Pick out every line holding the string "Create" and copy it.

------ DATA FOR THIS TASK

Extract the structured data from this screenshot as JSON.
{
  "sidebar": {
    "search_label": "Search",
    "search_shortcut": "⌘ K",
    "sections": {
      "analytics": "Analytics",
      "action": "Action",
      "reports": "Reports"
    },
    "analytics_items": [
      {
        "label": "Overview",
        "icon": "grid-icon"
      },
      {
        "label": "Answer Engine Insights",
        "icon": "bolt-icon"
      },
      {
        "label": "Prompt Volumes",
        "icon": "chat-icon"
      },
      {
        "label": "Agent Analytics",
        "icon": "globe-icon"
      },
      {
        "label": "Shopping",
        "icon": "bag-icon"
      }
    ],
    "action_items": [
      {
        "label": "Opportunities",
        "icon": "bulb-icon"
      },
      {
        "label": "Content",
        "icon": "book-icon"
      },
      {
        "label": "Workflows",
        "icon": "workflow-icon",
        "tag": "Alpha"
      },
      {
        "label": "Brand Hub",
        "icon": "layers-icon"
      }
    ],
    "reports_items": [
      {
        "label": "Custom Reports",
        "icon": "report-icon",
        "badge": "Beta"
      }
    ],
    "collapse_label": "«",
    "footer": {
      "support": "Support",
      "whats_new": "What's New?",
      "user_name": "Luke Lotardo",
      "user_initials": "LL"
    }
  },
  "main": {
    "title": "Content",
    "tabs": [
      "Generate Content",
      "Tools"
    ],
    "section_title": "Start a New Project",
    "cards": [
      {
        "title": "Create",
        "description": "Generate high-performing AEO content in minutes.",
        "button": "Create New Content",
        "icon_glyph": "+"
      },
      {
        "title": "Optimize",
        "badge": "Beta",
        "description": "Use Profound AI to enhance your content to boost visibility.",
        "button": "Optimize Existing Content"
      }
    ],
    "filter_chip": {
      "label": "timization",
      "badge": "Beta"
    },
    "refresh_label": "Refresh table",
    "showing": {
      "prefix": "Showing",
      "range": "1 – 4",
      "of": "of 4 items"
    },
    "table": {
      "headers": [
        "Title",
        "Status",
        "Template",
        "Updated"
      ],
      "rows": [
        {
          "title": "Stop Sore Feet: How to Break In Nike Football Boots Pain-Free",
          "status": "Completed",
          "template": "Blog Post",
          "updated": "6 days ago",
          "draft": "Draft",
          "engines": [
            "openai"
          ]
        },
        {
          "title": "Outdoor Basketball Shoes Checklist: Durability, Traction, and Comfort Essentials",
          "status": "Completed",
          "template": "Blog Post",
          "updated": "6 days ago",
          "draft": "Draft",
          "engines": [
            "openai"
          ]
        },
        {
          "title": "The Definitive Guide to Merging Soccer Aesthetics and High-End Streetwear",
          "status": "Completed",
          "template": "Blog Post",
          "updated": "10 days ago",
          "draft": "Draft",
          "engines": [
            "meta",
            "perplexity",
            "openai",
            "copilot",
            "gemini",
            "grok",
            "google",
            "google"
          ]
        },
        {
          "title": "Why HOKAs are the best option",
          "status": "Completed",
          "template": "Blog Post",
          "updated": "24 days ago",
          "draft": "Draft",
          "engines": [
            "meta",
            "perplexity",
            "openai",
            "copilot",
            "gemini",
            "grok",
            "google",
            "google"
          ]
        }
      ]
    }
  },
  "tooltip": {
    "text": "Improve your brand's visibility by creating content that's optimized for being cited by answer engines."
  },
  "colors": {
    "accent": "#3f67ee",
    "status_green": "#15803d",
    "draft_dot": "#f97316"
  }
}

------------

- **WRITTEN ANSWER**:
        "title": "Create",
        "button": "Create New Content",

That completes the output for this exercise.